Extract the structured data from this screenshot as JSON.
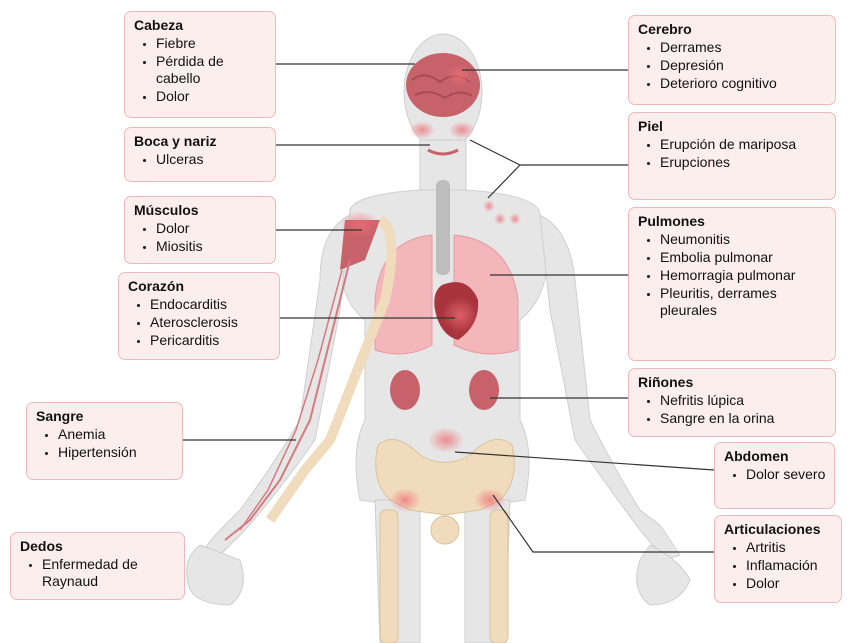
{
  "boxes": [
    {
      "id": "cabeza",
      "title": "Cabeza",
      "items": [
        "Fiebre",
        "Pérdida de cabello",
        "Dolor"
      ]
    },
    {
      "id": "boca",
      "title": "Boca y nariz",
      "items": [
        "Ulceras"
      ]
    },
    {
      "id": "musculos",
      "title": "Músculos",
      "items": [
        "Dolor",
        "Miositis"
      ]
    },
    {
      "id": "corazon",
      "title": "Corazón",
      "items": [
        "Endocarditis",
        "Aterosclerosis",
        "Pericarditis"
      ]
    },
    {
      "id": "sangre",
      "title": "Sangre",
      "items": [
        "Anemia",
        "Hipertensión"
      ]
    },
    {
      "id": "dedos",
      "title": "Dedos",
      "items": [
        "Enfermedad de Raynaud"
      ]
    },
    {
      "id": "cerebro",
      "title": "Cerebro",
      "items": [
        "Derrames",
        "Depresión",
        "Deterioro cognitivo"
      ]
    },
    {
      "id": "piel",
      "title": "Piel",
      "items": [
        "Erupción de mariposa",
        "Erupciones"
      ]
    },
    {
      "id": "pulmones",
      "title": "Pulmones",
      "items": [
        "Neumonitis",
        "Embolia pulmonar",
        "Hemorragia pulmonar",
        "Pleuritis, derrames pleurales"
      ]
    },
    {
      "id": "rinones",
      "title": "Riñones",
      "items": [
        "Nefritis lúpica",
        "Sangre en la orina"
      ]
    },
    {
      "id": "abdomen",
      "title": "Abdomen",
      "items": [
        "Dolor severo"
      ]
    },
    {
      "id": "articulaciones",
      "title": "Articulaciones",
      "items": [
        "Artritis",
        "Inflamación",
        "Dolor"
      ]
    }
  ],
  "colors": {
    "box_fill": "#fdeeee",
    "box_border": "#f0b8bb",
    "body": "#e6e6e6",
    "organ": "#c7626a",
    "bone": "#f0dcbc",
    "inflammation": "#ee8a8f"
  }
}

# # #

Scan the entries above. Copy each line that has the string "pulmonar".

        "Embolia pulmonar",
        "Hemorragia pulmonar",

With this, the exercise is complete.